• What is asked:
Return a copy of every line in the records that includes the word "CRPT".

— Start Supplied data —

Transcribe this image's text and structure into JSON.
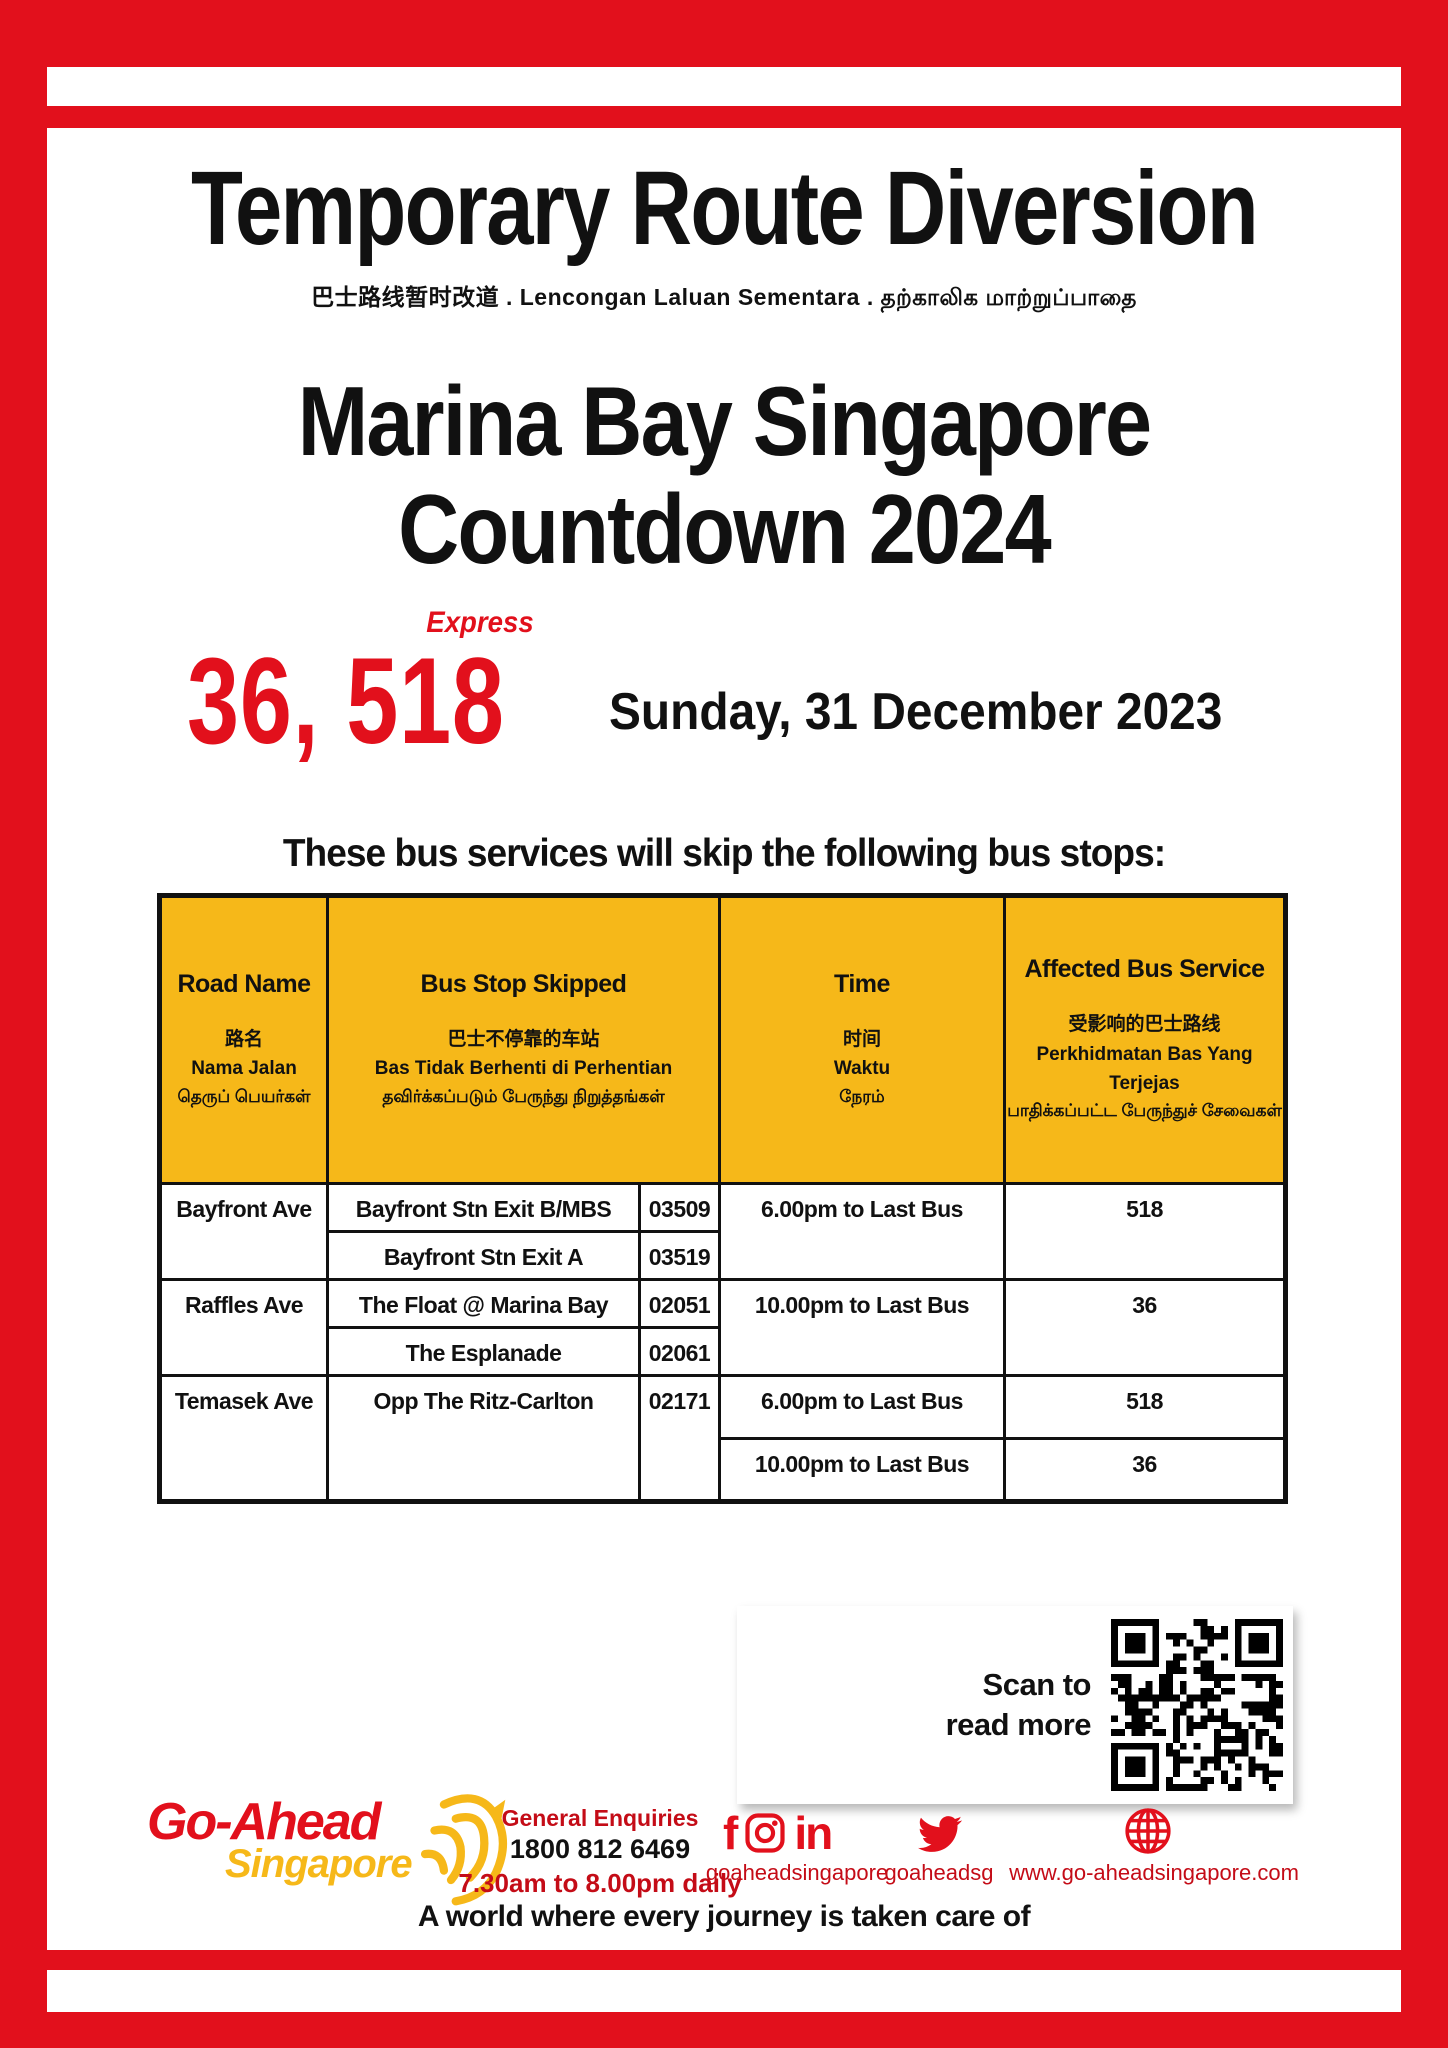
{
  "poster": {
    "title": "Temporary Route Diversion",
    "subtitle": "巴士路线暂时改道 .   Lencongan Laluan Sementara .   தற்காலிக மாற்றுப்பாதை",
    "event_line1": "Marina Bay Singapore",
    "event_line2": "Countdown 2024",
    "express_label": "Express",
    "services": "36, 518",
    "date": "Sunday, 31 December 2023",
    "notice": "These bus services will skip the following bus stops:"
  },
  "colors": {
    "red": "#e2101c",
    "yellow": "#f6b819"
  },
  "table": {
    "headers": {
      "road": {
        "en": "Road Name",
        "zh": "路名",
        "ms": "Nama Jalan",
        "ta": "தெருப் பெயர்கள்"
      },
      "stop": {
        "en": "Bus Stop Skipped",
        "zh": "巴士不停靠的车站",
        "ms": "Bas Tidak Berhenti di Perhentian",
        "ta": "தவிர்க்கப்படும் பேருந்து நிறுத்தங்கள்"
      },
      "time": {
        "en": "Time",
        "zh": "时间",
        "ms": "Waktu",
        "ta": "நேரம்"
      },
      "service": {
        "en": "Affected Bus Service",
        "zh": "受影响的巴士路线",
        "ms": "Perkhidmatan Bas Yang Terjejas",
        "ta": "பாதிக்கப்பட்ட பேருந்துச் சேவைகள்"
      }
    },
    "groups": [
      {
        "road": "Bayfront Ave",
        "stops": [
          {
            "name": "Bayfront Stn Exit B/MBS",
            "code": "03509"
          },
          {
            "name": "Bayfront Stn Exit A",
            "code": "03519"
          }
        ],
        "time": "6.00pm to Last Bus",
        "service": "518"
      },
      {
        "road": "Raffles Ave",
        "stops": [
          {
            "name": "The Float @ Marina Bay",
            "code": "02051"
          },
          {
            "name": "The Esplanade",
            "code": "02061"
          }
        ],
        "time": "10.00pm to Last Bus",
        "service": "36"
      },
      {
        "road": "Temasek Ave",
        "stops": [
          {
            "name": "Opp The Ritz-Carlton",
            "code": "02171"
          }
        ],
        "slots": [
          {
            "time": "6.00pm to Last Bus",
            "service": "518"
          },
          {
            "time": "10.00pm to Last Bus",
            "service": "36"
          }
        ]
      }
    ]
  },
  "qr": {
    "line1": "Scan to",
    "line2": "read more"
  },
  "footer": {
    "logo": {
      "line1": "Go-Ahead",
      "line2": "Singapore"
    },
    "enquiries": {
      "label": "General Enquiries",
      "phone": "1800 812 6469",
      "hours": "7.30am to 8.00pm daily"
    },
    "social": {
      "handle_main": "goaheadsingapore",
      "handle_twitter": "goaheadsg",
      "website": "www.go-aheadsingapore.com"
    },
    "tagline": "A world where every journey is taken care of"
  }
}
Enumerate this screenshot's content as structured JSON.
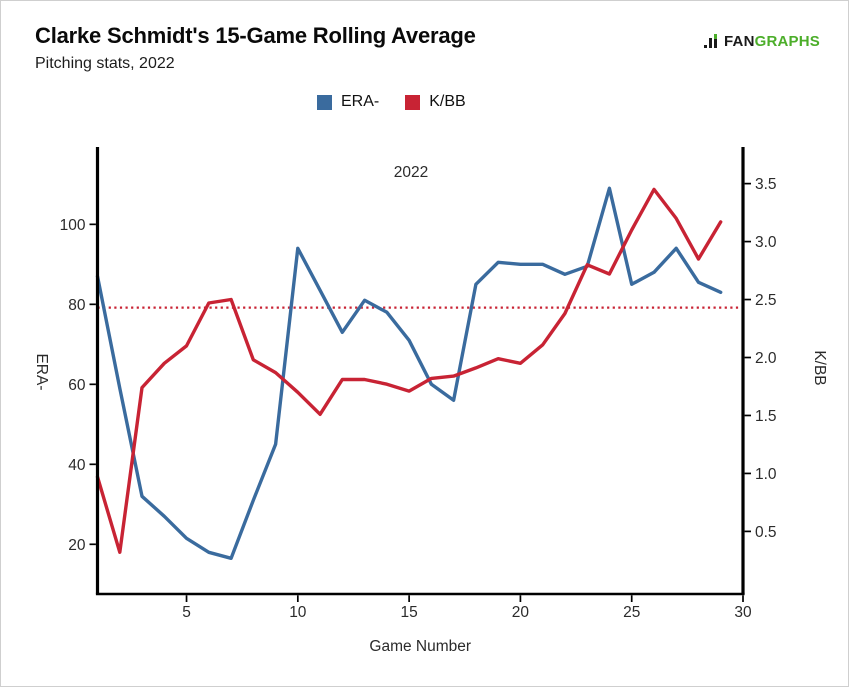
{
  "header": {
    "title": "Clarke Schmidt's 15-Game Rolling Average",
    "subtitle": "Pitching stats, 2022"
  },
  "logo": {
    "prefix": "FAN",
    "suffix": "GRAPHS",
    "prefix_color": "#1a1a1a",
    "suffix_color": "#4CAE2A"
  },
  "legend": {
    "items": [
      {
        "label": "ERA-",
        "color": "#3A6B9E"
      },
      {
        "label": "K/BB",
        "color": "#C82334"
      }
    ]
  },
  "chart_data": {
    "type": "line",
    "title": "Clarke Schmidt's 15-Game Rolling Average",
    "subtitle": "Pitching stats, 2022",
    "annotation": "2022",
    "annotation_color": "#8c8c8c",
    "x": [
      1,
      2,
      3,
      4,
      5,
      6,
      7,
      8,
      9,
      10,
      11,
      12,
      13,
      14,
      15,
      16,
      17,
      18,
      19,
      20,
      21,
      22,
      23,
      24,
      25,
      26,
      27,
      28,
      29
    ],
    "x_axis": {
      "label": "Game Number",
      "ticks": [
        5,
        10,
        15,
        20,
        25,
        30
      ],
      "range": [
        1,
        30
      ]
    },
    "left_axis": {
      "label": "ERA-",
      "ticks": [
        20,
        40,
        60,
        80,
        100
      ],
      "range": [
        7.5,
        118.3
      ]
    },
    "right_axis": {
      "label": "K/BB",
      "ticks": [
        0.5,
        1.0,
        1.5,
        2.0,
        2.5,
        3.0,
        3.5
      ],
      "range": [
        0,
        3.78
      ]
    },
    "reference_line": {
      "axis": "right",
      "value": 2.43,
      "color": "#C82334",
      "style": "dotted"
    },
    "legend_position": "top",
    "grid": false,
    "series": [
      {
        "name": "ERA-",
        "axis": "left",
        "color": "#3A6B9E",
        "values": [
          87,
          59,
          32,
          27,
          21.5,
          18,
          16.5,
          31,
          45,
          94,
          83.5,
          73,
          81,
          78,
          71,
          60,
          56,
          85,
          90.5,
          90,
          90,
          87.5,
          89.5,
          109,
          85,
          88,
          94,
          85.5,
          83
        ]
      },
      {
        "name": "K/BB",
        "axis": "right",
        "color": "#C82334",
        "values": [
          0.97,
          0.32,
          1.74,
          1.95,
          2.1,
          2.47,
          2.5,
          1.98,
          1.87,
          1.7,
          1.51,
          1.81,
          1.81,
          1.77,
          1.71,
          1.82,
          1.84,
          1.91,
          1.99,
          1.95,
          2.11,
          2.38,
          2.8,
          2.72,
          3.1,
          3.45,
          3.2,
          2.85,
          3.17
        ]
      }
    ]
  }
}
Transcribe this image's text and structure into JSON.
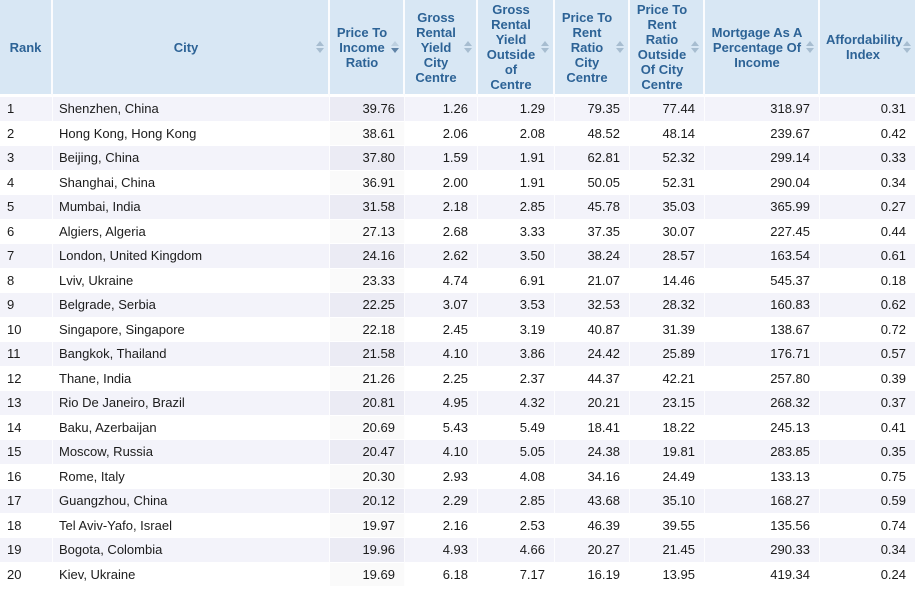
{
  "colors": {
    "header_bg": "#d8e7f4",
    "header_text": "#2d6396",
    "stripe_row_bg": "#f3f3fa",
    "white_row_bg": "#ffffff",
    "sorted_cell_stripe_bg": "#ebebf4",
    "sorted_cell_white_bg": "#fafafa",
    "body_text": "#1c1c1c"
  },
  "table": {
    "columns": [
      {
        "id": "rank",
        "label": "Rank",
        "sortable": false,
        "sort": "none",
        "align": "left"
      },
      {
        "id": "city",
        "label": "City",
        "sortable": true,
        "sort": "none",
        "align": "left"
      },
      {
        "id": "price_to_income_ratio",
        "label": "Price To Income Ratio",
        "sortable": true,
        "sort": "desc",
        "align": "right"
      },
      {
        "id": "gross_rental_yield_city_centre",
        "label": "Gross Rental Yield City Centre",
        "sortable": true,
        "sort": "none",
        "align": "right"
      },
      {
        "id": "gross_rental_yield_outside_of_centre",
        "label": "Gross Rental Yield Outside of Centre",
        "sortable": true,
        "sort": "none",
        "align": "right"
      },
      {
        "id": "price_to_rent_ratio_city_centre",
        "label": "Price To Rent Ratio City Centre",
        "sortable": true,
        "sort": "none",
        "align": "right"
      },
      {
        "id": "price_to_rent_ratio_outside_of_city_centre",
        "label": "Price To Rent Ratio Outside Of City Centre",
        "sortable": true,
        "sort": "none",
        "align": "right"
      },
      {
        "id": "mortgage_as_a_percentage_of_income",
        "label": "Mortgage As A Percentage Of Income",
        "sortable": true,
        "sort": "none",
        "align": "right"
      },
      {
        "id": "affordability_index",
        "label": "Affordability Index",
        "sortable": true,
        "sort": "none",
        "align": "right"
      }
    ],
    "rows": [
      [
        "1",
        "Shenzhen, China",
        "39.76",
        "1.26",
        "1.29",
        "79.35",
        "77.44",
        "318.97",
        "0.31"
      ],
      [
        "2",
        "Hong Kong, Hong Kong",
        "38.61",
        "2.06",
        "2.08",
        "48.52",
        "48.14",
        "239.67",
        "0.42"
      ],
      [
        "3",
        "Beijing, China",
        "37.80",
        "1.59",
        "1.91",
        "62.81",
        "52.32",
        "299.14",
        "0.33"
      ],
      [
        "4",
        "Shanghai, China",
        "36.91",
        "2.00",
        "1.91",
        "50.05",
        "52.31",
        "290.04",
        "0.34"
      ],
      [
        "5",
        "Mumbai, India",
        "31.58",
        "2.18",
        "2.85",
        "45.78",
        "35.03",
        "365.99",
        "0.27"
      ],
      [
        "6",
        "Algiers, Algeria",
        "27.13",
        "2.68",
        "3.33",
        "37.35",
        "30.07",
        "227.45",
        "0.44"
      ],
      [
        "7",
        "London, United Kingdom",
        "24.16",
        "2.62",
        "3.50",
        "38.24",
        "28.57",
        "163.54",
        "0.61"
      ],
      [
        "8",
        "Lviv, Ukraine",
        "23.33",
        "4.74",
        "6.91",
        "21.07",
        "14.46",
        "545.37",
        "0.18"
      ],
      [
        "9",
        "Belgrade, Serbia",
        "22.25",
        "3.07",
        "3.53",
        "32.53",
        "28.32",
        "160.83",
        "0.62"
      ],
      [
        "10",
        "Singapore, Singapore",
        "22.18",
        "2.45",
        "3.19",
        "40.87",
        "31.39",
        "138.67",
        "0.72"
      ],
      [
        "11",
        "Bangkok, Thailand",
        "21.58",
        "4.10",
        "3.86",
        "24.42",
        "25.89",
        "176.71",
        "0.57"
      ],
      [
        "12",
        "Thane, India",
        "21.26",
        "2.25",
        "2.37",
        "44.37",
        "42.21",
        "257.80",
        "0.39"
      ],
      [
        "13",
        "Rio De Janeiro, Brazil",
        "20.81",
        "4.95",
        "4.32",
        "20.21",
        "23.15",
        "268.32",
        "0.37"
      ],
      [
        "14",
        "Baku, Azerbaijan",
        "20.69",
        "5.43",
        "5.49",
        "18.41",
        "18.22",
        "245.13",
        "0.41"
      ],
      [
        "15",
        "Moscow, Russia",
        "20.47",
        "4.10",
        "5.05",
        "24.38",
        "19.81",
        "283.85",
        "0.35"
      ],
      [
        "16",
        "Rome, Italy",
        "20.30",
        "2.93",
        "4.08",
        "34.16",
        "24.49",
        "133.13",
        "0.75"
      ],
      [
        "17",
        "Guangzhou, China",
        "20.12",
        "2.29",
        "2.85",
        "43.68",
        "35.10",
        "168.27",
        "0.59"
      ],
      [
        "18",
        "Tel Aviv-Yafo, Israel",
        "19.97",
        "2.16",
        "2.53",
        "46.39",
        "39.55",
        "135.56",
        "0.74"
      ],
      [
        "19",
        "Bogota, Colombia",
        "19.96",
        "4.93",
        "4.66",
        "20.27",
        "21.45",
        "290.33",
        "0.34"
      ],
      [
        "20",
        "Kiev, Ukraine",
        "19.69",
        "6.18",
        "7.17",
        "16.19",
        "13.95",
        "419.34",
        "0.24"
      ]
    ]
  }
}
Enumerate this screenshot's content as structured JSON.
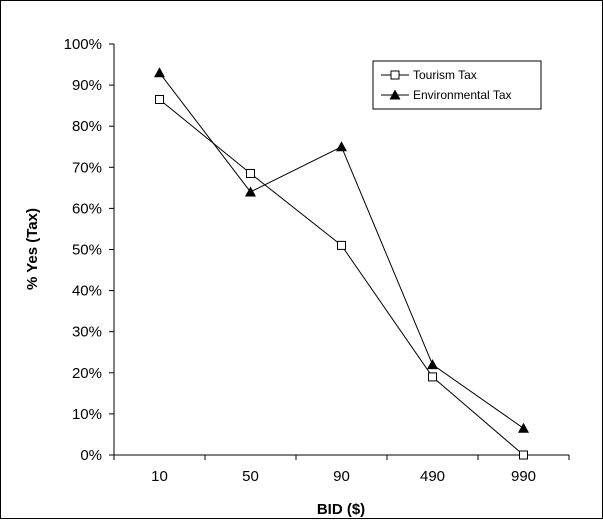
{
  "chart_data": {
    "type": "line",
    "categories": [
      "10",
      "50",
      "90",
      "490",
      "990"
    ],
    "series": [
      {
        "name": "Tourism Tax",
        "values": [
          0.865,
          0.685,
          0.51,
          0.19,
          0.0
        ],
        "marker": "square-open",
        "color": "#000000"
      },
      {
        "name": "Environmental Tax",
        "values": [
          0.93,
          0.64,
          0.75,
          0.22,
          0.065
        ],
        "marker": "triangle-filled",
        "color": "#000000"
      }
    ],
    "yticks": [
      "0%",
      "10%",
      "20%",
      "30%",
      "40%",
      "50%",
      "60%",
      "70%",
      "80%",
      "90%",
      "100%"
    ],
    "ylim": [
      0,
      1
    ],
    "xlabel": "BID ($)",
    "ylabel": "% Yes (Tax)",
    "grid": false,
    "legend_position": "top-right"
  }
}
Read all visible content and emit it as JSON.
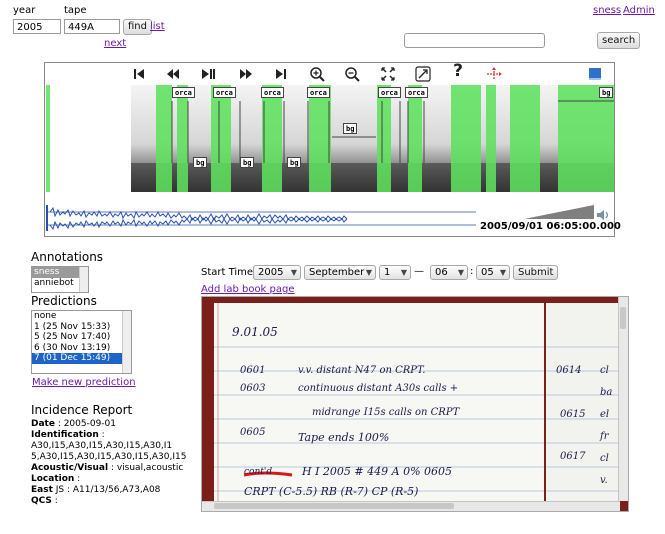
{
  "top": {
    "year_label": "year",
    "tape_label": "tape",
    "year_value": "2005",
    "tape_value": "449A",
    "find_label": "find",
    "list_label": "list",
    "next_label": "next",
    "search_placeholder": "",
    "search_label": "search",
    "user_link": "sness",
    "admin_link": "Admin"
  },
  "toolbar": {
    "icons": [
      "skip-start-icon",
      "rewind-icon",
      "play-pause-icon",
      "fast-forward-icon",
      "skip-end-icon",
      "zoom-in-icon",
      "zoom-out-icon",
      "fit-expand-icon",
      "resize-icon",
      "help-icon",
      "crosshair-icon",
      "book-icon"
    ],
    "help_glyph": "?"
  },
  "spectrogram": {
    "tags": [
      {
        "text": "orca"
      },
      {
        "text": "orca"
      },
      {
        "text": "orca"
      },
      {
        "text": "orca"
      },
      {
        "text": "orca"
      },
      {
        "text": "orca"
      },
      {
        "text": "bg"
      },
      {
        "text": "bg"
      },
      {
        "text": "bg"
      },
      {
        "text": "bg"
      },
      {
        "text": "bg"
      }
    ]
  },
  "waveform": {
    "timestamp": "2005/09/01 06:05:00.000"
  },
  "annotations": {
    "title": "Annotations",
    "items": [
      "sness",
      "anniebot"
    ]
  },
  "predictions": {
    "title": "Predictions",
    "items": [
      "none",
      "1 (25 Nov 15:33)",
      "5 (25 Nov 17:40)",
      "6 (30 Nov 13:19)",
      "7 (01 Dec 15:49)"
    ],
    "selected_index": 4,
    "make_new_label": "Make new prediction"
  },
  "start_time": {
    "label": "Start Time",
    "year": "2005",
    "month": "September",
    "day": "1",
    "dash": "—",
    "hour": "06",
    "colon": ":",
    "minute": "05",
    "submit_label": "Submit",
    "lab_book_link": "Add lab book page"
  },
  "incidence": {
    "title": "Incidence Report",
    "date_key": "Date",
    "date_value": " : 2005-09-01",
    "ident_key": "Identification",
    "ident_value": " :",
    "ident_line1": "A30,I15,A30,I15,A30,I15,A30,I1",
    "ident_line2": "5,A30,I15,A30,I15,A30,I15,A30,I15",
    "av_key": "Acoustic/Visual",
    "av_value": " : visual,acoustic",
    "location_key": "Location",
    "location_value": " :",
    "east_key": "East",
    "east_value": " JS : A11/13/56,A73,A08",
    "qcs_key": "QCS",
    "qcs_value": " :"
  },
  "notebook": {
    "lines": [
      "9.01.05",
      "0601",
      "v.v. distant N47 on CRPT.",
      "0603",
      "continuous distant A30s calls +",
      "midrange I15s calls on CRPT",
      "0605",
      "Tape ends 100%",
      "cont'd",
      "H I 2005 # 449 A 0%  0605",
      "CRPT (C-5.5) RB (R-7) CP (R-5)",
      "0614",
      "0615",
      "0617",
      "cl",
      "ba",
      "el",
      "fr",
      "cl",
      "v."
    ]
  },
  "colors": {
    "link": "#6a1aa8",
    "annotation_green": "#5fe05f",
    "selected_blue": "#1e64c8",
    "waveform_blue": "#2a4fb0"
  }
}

— End Supplied data —

• Answer below:
      "v.v. distant N47 on CRPT.",
      "midrange I15s calls on CRPT",
      "CRPT (C-5.5) RB (R-7) CP (R-5)",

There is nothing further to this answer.